**AIM:**
Check each line below for the word "asla", and copy those that have it.

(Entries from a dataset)
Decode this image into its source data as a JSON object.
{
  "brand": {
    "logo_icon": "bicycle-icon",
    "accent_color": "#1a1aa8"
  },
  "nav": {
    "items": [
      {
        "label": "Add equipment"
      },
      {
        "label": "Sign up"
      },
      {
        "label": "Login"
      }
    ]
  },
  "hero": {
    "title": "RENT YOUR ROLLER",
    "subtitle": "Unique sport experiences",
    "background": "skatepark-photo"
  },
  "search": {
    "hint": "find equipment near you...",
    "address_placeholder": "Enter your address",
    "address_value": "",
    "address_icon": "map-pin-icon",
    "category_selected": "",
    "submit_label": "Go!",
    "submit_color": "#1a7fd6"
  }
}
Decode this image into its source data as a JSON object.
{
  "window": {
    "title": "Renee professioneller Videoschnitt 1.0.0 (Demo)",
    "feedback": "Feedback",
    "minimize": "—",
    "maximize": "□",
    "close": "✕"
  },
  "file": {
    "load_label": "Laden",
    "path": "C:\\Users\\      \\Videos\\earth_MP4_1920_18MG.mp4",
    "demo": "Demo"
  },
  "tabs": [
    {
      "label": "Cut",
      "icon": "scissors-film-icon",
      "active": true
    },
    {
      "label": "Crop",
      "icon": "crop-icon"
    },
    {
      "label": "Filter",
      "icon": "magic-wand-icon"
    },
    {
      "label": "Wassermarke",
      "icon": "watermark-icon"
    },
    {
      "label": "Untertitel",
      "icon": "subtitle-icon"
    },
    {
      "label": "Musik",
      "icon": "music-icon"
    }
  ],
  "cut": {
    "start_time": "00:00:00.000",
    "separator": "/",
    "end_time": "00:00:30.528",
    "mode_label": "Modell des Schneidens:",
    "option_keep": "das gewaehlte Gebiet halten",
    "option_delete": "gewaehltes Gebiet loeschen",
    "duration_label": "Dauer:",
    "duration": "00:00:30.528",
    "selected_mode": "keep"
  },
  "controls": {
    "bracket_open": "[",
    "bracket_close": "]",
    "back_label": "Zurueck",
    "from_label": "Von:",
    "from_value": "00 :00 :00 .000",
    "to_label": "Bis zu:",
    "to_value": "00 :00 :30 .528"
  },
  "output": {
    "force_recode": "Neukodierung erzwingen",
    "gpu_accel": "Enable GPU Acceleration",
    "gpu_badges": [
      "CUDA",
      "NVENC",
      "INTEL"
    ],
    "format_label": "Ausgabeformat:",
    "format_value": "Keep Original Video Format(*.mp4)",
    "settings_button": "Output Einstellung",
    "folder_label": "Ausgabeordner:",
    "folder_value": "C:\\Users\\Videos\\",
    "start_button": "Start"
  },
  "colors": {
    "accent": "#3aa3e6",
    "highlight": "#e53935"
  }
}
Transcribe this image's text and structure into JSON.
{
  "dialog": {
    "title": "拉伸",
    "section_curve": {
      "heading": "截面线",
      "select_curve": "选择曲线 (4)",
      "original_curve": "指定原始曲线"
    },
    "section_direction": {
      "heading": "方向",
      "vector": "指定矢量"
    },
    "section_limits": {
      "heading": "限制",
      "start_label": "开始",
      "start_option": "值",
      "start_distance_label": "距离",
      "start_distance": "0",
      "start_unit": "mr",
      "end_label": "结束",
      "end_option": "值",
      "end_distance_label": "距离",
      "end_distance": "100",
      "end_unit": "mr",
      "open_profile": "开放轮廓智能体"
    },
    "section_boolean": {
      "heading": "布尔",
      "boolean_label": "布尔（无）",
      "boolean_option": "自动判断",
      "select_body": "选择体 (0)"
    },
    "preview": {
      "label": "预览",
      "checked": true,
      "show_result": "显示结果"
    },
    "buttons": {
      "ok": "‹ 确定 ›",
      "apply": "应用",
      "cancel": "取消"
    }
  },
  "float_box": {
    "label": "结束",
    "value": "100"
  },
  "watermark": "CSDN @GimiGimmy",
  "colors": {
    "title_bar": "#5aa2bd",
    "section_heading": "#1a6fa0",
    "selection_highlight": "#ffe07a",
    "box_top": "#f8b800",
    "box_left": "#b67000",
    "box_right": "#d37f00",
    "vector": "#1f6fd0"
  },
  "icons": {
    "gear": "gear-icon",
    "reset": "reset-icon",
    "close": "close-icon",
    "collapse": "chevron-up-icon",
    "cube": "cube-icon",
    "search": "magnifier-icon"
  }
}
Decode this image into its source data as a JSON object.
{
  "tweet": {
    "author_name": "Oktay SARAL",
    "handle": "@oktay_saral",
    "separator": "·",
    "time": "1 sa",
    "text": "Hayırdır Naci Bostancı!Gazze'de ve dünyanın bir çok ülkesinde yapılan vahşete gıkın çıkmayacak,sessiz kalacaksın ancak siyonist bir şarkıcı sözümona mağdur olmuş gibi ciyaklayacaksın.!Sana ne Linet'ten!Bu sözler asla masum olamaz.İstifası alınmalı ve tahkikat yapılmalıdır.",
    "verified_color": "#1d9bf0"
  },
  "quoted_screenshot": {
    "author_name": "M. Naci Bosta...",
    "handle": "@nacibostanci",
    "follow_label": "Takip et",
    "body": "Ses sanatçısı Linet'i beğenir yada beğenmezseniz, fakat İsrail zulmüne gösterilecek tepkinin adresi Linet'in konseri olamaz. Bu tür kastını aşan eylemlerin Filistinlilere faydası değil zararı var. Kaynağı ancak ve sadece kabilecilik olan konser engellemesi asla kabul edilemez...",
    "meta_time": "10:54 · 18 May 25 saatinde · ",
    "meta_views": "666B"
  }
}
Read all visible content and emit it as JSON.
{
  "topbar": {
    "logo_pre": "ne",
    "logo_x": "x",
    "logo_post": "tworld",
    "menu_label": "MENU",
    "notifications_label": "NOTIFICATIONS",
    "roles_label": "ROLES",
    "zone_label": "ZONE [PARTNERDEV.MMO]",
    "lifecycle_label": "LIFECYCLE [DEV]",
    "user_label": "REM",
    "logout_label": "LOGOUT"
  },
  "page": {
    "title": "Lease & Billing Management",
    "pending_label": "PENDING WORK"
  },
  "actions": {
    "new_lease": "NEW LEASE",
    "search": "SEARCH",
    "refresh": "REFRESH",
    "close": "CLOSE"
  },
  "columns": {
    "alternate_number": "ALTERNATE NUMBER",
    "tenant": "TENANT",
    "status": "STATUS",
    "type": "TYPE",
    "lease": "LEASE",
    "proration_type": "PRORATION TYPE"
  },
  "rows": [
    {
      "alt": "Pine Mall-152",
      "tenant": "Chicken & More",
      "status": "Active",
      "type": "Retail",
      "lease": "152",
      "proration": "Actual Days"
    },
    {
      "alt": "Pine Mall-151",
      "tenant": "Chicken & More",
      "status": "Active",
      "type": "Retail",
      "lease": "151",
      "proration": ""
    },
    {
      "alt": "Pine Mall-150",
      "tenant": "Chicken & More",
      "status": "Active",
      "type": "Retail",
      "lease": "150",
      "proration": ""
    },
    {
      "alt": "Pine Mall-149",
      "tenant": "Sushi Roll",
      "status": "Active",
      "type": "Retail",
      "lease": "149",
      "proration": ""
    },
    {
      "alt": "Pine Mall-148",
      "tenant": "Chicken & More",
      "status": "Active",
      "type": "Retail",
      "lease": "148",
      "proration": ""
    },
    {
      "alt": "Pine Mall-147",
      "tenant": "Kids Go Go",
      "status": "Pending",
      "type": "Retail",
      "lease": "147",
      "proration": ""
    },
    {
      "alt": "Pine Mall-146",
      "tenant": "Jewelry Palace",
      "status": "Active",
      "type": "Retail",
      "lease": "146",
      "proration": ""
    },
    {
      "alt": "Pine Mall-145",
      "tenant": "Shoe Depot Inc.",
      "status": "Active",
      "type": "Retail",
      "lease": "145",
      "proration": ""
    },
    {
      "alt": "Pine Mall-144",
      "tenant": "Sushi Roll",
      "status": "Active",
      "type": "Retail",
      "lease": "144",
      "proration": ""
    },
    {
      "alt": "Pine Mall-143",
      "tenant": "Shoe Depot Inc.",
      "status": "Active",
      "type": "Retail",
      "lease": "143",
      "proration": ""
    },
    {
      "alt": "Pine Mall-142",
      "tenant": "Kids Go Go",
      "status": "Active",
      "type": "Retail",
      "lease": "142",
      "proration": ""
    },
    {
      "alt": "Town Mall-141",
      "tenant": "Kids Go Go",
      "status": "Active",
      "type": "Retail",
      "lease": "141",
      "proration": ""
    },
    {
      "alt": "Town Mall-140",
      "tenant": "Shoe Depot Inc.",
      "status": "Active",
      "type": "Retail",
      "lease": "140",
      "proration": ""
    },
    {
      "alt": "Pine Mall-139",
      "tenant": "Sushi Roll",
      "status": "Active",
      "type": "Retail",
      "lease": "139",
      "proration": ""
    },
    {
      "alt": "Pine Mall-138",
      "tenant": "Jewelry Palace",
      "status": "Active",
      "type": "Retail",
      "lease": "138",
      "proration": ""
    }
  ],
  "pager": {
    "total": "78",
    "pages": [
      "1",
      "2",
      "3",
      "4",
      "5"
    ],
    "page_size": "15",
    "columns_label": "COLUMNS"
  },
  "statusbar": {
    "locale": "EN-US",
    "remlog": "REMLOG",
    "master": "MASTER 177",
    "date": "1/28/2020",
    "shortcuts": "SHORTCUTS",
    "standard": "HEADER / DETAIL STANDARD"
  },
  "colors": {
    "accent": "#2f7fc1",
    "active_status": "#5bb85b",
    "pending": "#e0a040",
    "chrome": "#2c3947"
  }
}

**FINAL ANSWER:**
    "text": "Hayırdır Naci Bostancı!Gazze'de ve dünyanın bir çok ülkesinde yapılan vahşete gıkın çıkmayacak,sessiz kalacaksın ancak siyonist bir şarkıcı sözümona mağdur olmuş gibi ciyaklayacaksın.!Sana ne Linet'ten!Bu sözler asla masum olamaz.İstifası alınmalı ve tahkikat yapılmalıdır.",
    "body": "Ses sanatçısı Linet'i beğenir yada beğenmezseniz, fakat İsrail zulmüne gösterilecek tepkinin adresi Linet'in konseri olamaz. Bu tür kastını aşan eylemlerin Filistinlilere faydası değil zararı var. Kaynağı ancak ve sadece kabilecilik olan konser engellemesi asla kabul edilemez...",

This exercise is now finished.